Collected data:
○ ○ ○
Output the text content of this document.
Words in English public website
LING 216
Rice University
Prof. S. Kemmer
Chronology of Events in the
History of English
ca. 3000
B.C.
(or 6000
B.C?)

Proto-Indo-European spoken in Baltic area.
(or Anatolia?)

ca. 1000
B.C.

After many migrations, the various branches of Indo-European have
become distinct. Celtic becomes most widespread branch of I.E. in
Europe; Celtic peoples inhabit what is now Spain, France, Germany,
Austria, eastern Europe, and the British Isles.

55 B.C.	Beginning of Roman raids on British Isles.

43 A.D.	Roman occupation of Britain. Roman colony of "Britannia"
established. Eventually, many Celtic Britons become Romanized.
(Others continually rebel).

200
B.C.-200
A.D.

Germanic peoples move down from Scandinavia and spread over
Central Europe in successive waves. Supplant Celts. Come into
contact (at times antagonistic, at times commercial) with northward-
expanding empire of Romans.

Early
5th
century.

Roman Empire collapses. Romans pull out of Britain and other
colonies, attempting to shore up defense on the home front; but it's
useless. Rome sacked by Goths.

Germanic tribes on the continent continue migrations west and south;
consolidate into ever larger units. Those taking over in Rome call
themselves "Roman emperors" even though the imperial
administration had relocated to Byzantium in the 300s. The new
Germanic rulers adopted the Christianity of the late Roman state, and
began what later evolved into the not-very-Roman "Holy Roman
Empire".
○ ○ ○
Filter the entries above down to the lines containing the word "Britain".

43 A.D.	Roman occupation of Britain. Roman colony of "Britannia"
Roman Empire collapses. Romans pull out of Britain and other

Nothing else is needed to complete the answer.